<<<<

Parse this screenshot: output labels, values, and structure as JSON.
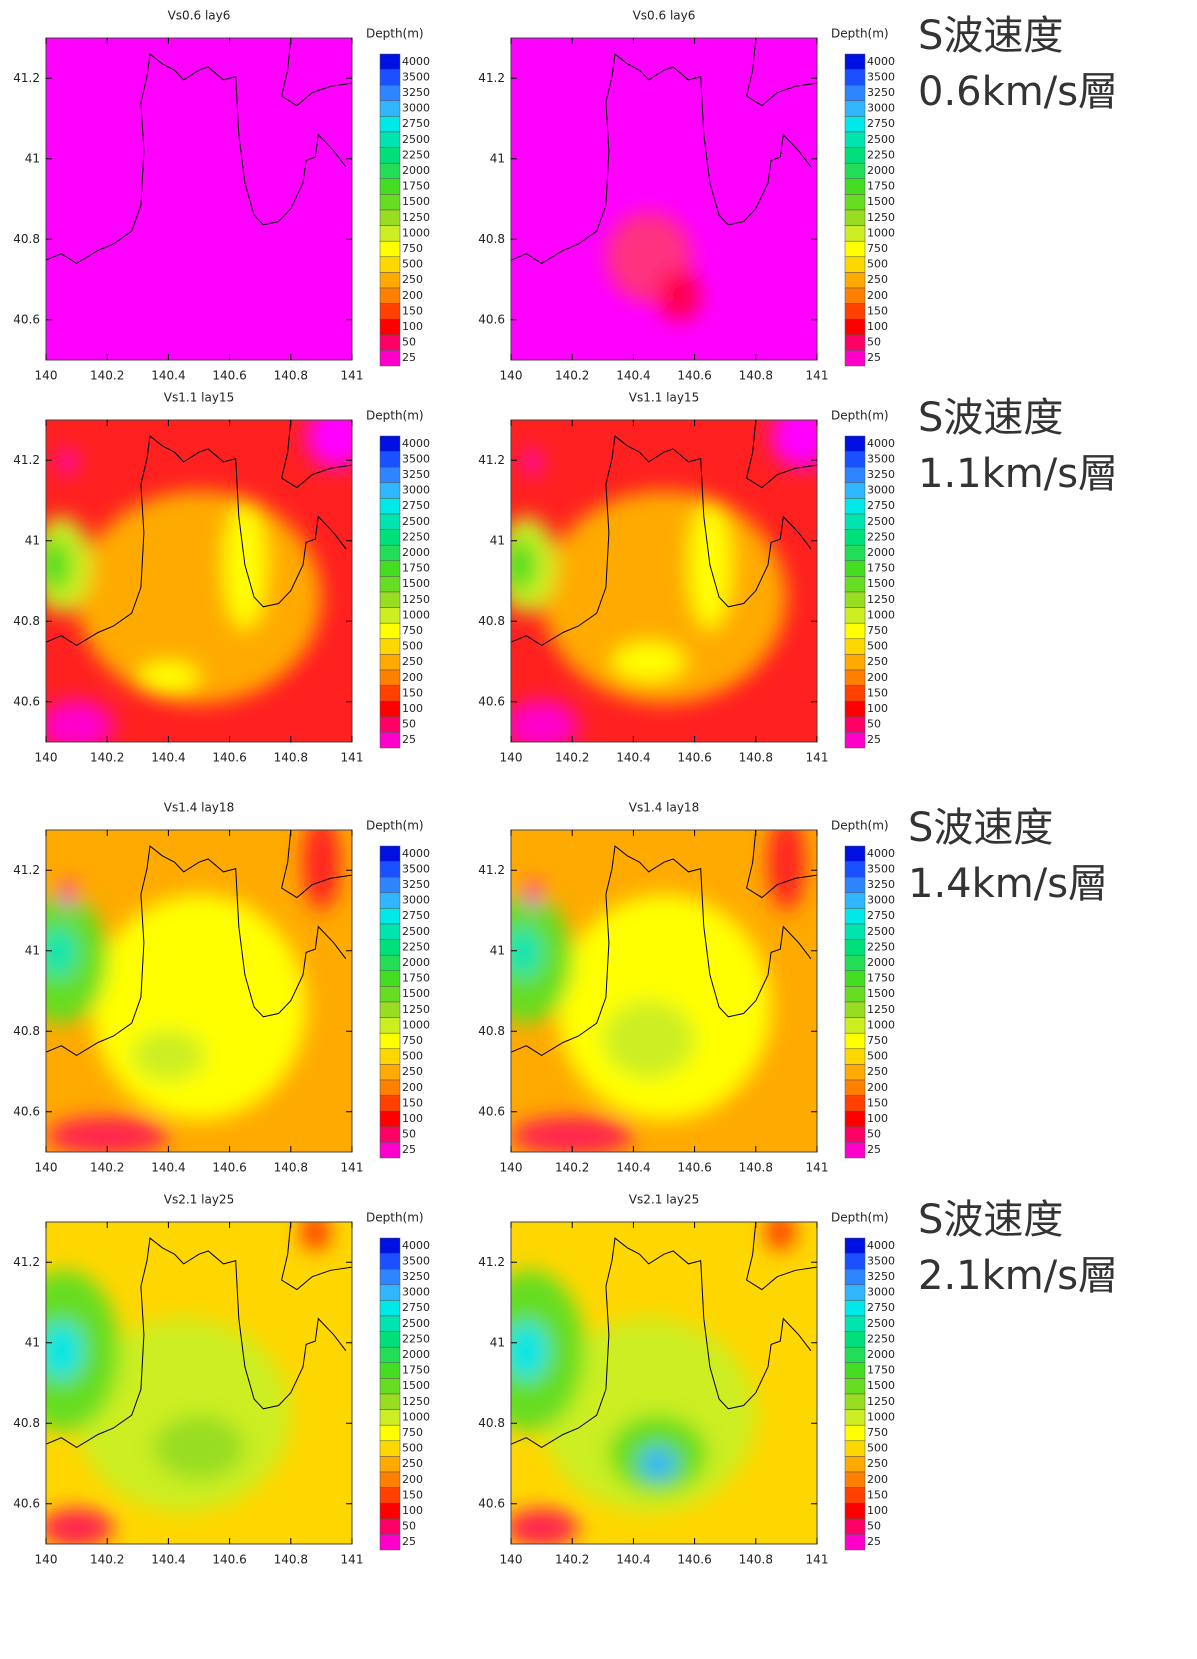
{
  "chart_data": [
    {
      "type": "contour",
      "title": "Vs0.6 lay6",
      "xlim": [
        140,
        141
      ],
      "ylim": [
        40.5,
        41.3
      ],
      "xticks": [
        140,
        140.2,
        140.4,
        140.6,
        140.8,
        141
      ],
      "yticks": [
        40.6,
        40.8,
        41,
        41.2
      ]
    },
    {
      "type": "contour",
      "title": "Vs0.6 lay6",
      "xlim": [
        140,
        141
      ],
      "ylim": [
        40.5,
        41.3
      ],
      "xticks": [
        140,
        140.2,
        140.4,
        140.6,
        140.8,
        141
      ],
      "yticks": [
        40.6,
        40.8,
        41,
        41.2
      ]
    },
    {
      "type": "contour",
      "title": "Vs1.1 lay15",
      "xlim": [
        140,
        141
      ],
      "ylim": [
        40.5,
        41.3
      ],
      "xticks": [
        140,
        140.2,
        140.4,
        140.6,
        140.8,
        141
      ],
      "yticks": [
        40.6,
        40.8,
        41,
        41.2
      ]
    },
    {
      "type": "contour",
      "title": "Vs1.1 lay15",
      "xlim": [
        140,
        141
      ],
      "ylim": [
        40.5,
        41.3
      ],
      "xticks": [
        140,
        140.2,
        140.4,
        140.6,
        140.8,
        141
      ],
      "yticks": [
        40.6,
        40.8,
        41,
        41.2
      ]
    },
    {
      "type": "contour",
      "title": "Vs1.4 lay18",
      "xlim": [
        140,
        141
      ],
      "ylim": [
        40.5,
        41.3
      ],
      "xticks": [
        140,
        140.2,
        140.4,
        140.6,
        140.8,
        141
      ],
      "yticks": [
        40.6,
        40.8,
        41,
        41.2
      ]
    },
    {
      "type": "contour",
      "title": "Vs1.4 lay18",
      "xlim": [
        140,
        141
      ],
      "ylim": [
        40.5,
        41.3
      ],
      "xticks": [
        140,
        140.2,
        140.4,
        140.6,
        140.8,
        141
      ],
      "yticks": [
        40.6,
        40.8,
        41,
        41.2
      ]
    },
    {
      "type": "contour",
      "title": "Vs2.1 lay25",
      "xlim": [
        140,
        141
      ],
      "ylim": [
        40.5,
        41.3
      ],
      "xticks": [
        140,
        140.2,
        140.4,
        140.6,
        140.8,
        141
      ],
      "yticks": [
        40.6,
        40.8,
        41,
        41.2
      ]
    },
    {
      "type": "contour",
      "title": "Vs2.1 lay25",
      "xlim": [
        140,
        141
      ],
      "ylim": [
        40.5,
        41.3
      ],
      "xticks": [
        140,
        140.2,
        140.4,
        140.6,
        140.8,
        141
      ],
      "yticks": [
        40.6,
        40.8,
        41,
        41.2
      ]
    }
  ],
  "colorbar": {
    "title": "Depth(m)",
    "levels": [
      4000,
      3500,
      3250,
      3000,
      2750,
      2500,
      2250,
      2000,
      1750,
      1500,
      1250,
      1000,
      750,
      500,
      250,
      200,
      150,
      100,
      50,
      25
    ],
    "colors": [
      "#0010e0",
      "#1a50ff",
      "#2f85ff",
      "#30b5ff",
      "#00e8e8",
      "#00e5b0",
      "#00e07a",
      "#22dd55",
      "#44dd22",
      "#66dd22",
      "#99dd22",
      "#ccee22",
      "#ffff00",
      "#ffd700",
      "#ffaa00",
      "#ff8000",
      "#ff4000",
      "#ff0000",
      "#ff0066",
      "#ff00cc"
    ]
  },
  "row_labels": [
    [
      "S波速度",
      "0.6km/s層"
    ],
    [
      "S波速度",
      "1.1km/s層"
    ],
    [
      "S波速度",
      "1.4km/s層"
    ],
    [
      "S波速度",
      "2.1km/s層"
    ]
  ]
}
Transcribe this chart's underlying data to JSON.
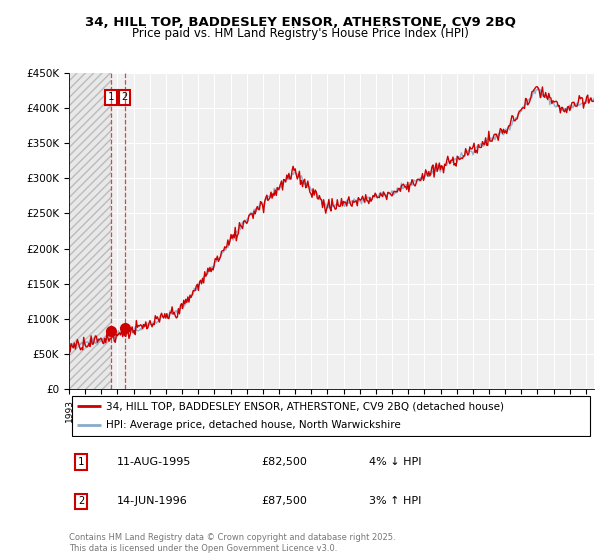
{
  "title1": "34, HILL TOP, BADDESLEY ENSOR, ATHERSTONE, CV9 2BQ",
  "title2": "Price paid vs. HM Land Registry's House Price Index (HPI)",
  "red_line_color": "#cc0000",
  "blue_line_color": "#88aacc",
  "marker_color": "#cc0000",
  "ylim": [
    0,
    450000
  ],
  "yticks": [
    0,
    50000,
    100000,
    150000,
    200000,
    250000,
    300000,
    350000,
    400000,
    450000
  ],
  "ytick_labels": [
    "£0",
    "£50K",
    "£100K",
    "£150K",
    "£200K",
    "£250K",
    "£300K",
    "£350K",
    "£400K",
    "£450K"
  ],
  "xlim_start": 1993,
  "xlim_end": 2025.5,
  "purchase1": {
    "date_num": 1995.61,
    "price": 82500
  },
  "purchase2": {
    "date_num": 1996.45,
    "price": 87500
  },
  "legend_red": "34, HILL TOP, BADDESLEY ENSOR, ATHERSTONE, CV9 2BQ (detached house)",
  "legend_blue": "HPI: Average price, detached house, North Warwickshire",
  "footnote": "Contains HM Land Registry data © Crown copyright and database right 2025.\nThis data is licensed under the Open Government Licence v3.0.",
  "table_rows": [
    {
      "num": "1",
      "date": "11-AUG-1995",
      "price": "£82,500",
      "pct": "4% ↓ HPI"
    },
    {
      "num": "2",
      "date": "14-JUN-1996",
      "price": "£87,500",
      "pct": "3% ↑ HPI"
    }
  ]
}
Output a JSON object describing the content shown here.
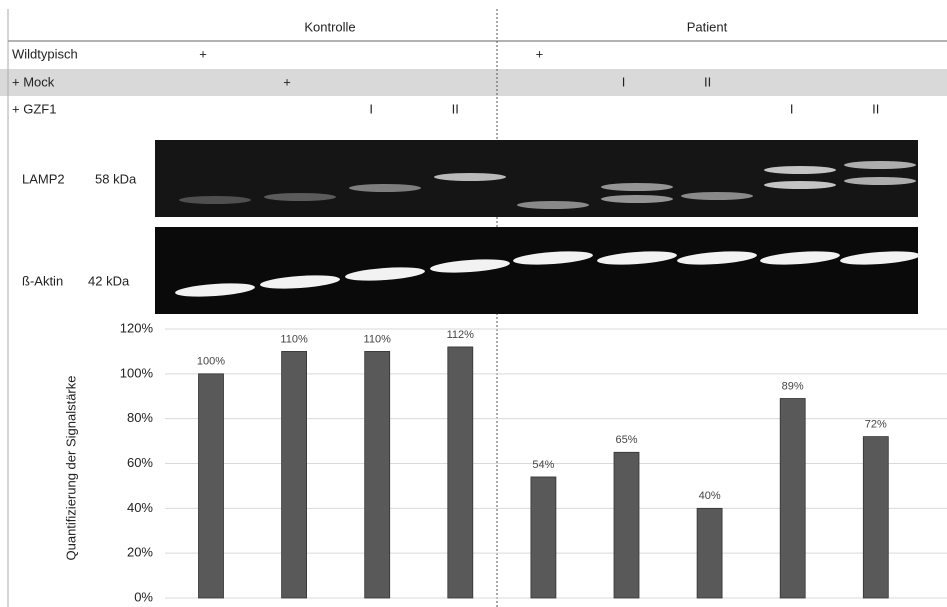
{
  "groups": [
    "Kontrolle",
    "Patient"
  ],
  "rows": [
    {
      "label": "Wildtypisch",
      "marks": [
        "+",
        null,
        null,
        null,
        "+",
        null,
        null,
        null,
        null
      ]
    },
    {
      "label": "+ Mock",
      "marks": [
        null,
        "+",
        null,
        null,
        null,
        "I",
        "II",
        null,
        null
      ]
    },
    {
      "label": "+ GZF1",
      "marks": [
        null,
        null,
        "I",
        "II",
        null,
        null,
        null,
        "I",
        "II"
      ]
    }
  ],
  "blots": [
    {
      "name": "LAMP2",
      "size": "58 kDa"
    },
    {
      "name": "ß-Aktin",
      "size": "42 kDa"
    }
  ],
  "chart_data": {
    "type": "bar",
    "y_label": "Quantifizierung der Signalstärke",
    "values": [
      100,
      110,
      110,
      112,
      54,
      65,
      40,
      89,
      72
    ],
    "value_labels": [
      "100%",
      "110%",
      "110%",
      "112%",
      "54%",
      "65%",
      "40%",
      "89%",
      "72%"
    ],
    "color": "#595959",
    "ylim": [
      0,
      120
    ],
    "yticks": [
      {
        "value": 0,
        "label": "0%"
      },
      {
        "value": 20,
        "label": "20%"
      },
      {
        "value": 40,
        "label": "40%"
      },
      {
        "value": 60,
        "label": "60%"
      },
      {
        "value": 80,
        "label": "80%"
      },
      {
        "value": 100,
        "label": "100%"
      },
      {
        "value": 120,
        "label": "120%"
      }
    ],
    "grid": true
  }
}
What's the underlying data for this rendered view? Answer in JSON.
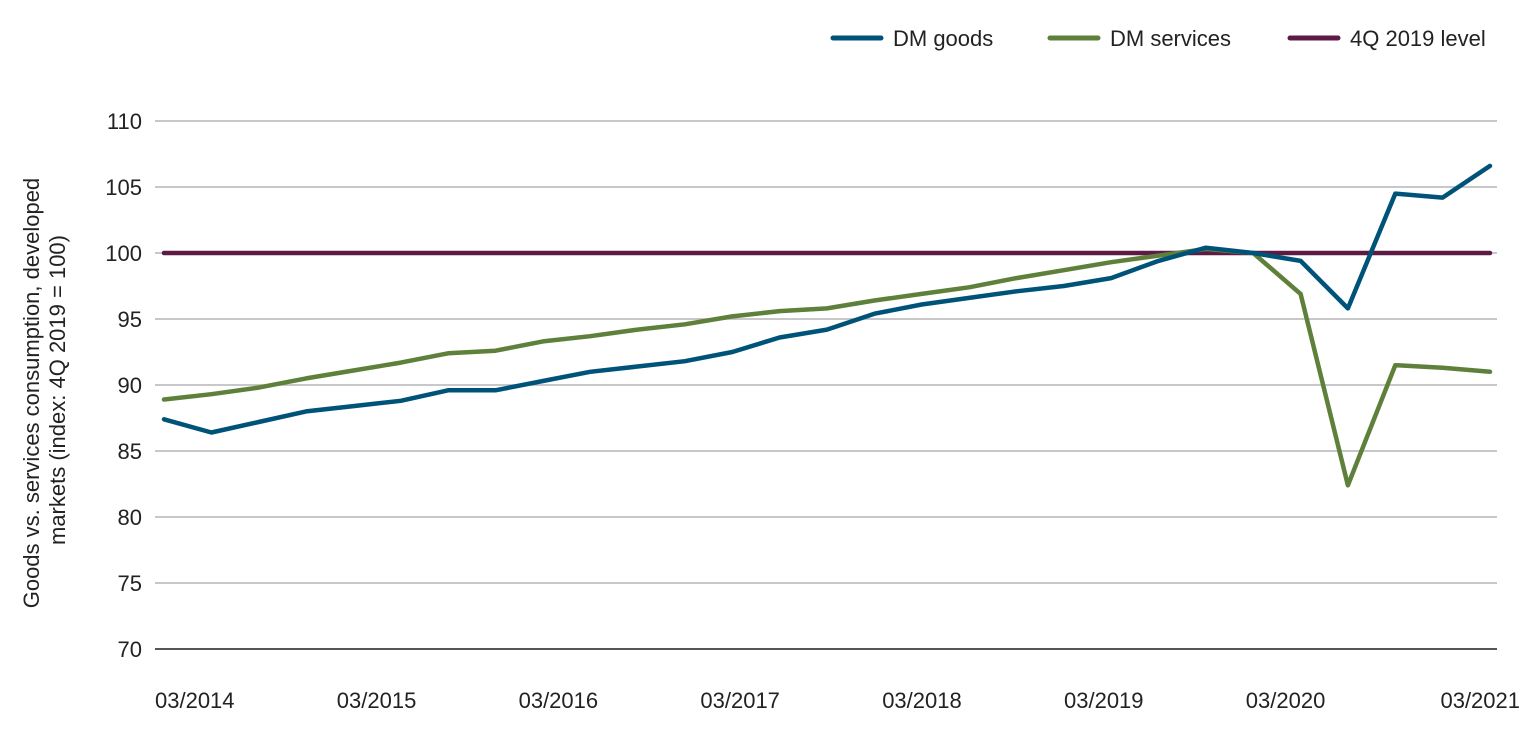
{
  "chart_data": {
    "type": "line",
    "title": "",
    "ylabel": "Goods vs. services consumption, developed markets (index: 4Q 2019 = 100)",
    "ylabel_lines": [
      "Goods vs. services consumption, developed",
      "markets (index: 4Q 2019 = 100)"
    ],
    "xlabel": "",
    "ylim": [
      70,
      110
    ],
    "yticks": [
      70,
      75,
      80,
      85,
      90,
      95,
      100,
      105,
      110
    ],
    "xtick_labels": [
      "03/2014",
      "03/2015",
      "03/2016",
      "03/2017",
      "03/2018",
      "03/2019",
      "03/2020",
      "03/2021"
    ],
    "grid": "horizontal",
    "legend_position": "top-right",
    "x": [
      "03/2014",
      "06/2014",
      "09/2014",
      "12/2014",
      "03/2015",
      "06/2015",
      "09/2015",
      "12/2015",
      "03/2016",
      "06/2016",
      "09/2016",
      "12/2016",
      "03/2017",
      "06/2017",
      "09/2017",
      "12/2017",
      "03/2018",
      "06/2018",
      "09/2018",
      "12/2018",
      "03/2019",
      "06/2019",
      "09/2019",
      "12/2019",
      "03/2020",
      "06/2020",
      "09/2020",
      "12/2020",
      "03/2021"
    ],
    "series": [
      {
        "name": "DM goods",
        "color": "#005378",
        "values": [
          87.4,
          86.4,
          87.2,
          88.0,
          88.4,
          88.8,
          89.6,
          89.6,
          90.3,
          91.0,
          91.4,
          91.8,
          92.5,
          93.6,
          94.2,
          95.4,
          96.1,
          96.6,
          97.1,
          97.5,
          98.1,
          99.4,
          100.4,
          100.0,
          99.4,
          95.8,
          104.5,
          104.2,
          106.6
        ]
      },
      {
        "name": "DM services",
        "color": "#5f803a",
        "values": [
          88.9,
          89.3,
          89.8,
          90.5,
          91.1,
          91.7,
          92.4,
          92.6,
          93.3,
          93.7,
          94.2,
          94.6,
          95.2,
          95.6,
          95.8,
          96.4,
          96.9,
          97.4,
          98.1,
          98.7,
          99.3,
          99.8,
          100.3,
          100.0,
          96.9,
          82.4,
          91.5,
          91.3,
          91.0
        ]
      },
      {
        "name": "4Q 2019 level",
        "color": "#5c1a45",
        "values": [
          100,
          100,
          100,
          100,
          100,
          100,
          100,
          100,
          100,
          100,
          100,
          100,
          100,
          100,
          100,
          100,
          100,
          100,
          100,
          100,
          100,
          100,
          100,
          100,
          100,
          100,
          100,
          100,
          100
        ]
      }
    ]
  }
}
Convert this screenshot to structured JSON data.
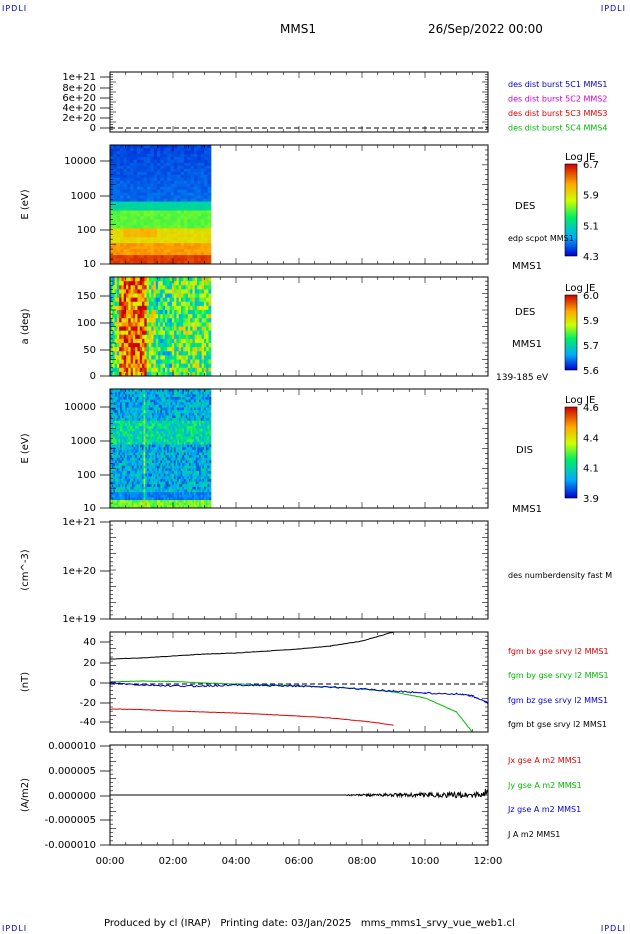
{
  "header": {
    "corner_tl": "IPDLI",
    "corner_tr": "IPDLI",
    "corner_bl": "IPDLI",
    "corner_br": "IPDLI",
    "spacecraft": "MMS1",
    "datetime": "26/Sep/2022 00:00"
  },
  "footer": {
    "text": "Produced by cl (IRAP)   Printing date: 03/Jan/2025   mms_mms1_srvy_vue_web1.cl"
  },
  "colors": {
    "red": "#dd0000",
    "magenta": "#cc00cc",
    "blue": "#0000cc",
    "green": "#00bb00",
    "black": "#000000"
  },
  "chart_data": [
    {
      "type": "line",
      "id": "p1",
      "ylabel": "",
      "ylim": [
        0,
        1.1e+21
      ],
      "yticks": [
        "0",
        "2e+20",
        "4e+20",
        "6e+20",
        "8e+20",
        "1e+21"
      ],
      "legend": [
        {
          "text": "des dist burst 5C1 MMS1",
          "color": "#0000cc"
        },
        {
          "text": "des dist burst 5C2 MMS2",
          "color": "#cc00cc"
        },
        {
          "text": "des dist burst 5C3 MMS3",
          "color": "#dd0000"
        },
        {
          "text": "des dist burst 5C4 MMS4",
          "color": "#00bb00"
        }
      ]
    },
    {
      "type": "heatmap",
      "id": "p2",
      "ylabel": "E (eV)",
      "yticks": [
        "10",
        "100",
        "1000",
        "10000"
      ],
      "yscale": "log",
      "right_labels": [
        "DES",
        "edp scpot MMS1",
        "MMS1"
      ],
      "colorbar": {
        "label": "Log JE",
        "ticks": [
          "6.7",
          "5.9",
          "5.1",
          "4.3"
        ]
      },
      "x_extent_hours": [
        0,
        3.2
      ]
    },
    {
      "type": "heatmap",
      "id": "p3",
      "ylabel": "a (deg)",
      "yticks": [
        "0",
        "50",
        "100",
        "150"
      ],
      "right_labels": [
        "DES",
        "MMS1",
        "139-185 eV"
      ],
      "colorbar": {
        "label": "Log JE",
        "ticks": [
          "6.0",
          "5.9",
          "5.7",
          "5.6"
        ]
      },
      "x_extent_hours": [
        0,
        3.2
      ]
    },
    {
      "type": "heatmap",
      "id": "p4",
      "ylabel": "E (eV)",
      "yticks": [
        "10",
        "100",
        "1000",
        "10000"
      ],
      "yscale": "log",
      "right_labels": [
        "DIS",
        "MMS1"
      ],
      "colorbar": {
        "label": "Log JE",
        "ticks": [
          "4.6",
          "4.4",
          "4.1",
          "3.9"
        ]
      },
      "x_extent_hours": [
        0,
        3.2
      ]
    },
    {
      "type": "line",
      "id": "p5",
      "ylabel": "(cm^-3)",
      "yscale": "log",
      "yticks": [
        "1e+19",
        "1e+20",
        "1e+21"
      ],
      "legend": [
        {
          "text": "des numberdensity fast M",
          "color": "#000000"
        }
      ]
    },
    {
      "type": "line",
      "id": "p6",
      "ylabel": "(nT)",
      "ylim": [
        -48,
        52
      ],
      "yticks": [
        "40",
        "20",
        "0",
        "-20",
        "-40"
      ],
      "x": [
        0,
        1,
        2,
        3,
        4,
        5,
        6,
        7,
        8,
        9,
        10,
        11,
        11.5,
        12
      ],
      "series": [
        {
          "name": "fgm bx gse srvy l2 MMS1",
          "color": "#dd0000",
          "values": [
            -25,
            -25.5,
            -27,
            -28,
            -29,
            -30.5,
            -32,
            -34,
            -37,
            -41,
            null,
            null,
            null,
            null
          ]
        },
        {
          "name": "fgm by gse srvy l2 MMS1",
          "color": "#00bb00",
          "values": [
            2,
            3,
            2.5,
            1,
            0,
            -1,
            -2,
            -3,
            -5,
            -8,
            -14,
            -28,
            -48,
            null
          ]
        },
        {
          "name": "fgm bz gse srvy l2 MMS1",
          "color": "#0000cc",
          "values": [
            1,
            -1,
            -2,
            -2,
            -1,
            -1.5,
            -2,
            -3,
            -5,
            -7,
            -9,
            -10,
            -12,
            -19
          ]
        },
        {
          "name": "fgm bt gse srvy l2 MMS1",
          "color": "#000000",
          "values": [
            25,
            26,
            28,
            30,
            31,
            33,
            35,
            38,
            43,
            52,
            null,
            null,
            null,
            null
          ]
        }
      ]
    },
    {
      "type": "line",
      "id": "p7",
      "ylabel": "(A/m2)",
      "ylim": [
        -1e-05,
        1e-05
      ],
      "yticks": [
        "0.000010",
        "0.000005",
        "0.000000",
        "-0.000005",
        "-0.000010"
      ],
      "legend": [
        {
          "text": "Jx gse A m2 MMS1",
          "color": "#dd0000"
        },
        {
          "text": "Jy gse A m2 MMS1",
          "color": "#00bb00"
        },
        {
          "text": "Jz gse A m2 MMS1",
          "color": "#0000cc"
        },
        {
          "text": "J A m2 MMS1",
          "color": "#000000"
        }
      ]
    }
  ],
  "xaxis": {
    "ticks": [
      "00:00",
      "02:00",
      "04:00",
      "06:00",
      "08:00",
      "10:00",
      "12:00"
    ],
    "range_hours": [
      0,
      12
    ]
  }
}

>>>>

### Your goal
The lines to collect are those holding the string "JSON"; copy them all.

### Task response
Parse this screenshot: output labels, values, and structure as JSON.
Transcribe this chart's underlying data to JSON.
Output a JSON object describing the content shown here.
What's the underlying data for this rendered view? Answer in JSON.
Convert this screenshot to structured JSON data.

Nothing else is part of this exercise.